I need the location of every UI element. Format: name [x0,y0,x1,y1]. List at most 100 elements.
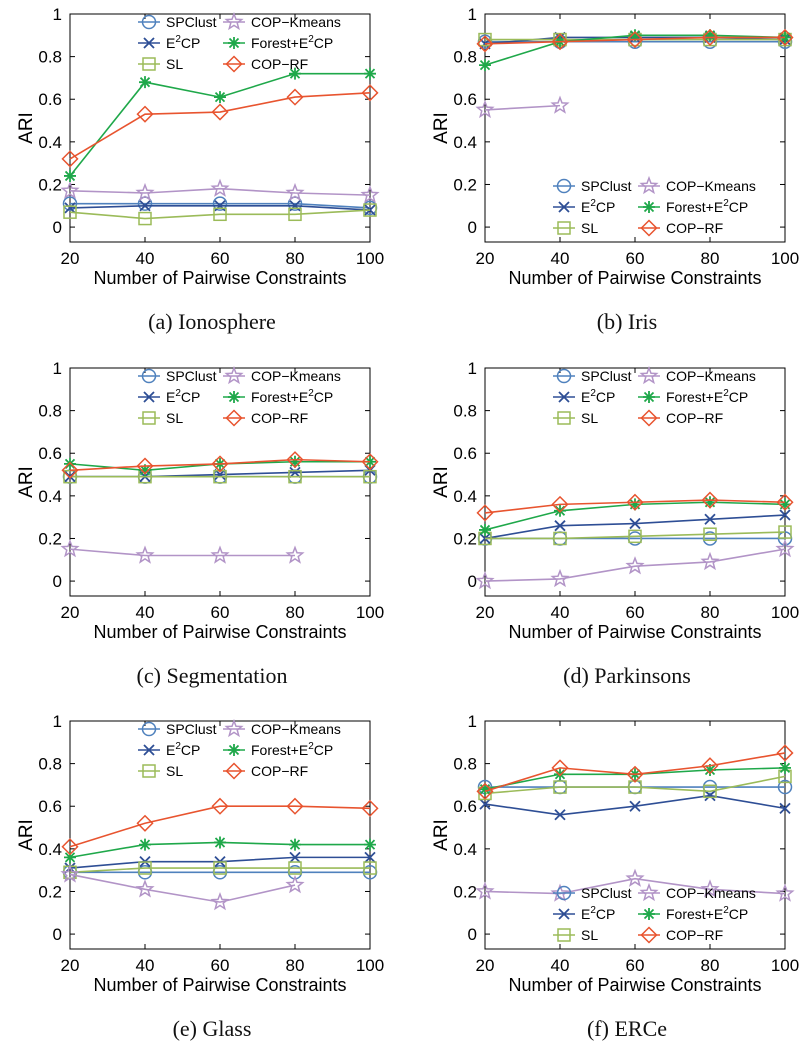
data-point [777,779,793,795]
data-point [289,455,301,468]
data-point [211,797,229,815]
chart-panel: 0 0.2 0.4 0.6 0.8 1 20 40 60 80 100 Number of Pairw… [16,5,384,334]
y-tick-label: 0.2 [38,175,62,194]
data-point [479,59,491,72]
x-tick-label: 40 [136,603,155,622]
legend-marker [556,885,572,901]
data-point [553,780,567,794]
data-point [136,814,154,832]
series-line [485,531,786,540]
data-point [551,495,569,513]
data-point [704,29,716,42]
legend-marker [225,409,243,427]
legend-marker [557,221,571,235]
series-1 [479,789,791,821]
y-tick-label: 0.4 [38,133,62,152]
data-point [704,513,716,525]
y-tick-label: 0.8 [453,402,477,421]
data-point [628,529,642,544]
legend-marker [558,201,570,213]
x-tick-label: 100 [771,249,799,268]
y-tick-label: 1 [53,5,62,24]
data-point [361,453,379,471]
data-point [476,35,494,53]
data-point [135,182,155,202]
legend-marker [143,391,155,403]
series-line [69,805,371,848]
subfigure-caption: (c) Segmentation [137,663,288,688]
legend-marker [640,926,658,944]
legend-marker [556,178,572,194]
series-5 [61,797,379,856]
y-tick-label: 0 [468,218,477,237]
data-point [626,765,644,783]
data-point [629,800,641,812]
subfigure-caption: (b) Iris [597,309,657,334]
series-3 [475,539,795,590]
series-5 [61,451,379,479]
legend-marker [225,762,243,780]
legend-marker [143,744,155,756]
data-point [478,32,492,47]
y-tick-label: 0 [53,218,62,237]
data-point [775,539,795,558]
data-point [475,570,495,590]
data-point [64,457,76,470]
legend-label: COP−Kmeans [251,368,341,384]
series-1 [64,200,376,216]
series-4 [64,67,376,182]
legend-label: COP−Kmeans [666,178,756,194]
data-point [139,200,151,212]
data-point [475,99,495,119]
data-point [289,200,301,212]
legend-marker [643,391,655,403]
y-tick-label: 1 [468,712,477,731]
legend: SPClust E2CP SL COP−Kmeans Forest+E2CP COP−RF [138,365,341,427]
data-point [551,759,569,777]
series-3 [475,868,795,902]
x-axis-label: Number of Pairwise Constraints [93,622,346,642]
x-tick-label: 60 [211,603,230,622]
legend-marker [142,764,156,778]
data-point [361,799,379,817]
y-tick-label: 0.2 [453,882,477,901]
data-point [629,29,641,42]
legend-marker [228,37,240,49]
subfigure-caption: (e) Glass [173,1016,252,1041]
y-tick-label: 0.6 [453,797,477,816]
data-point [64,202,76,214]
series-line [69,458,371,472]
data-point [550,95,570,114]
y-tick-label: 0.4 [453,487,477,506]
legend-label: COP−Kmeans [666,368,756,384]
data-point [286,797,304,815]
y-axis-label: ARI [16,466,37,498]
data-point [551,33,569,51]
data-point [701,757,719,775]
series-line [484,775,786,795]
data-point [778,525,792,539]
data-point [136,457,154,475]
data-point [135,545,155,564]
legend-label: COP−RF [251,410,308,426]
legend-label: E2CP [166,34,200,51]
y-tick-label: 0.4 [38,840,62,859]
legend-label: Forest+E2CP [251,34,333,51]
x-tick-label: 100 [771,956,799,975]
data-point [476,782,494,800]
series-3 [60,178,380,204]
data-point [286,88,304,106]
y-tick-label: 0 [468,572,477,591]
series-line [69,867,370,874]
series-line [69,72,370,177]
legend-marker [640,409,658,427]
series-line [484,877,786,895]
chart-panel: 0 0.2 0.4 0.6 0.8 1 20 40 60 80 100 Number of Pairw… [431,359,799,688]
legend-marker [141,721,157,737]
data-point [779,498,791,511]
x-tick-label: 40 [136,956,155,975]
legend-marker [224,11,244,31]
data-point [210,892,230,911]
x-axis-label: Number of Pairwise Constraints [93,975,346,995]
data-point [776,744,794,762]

● ● ● ● ● ● ●

WORK REQUIRED
Copy out the lines from the one containing "data-point [777,779,793,795]" through the one containing "y-tick-label: 0.8 [453,402,477,421]", both included, with no changes.

PROBLEM SOLUTION
data-point [777,779,793,795]
data-point [289,455,301,468]
data-point [211,797,229,815]
chart-panel: 0 0.2 0.4 0.6 0.8 1 20 40 60 80 100 Number of Pairw… [16,5,384,334]
y-tick-label: 0.2 [38,175,62,194]
data-point [479,59,491,72]
x-tick-label: 40 [136,603,155,622]
legend-marker [556,885,572,901]
data-point [553,780,567,794]
data-point [136,814,154,832]
series-line [485,531,786,540]
data-point [551,495,569,513]
data-point [704,29,716,42]
legend-marker [225,409,243,427]
legend-marker [557,221,571,235]
series-1 [479,789,791,821]
y-tick-label: 0.4 [38,133,62,152]
data-point [704,513,716,525]
y-tick-label: 0.8 [453,402,477,421]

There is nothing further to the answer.